(Stored data entries)
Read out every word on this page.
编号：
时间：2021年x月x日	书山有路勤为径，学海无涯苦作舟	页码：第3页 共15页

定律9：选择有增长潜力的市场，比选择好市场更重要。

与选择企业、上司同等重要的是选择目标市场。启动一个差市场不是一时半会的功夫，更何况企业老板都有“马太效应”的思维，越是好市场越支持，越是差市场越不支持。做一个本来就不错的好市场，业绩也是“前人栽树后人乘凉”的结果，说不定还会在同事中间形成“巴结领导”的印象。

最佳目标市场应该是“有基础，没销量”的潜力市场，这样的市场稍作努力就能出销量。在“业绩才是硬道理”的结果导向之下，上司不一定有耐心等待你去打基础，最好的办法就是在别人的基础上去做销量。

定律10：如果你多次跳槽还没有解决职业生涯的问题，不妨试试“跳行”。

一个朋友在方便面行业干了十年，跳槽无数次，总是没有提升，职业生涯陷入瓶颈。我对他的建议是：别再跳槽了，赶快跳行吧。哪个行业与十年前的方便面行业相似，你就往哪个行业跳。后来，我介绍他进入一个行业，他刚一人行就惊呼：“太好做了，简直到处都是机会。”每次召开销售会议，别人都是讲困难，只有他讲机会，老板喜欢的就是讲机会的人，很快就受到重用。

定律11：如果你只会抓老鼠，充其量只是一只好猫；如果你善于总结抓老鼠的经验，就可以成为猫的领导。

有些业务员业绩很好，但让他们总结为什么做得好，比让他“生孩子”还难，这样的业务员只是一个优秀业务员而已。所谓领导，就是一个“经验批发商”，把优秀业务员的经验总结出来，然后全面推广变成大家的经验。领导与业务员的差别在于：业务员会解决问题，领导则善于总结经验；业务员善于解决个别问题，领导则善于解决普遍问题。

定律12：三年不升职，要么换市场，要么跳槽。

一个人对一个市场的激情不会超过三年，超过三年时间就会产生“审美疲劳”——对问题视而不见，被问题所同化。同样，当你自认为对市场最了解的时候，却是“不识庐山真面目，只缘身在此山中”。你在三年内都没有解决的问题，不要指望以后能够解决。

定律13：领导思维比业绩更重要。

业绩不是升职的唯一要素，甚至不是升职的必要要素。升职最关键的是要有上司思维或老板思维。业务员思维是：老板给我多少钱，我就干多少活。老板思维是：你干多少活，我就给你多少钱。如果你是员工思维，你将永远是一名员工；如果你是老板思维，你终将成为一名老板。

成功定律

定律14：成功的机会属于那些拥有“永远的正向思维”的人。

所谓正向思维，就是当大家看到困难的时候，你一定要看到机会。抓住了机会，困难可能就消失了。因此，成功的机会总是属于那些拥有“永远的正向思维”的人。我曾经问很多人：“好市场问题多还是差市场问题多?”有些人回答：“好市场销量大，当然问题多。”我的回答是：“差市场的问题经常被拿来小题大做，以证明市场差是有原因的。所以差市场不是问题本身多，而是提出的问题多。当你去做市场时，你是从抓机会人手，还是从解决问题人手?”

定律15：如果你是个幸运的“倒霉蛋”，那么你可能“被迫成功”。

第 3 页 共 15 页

==

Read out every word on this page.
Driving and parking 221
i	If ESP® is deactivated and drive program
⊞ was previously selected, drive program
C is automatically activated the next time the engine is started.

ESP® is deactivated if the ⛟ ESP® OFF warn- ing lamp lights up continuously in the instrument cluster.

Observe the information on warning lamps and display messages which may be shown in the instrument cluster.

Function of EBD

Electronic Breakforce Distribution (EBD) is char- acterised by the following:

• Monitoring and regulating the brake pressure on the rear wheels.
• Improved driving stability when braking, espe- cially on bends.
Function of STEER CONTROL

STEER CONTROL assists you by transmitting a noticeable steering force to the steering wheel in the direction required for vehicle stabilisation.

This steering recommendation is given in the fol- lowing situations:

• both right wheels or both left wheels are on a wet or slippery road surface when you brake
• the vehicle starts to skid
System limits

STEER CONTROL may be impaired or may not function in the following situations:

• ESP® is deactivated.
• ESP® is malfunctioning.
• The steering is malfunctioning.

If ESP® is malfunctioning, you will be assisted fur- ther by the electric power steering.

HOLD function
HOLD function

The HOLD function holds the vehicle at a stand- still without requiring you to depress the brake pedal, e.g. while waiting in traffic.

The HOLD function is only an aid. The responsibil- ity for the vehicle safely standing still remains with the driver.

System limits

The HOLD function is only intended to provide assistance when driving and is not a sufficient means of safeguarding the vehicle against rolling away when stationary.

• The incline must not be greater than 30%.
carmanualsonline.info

> _Work instructions_
Work through the records line by line and tally those with the word "program". Report only the total.

> _Task result_
2